Go through the records and extract every line with the word "arrow".
◆ ◆ ◆ ◆ ◆ ◆ ◆
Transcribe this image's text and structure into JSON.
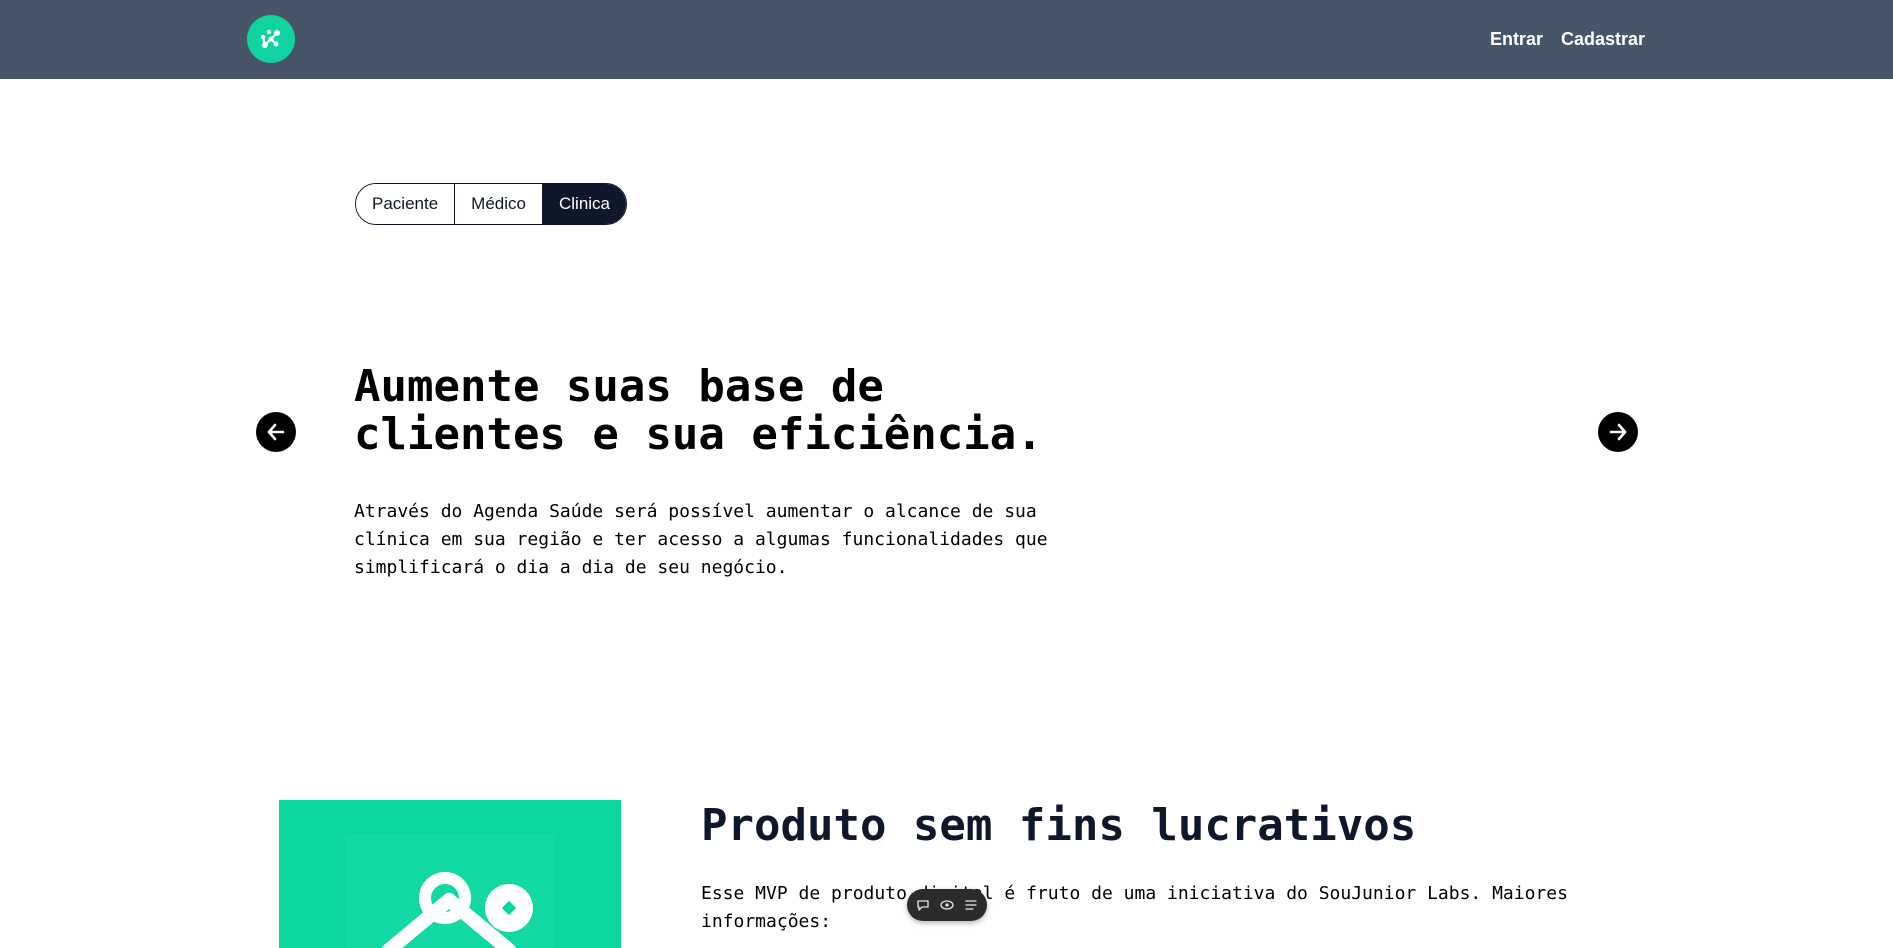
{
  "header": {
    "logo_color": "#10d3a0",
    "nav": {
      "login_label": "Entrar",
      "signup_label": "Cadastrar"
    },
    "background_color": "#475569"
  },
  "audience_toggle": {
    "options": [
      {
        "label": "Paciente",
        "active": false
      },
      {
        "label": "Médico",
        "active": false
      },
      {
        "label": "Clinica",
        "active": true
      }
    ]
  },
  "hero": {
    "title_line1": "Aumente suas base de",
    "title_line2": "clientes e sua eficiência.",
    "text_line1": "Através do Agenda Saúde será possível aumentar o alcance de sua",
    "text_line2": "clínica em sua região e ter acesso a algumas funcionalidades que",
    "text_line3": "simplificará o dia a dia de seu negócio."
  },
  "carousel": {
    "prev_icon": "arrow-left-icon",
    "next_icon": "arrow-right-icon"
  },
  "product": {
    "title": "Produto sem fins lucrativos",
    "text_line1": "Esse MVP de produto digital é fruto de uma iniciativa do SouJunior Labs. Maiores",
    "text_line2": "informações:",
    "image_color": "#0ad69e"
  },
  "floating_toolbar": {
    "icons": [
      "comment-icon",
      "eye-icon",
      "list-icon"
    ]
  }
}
◆ ◆ ◆ ◆ ◆ ◆ ◆
TASK OUTPUT:
    "prev_icon": "arrow-left-icon",
    "next_icon": "arrow-right-icon"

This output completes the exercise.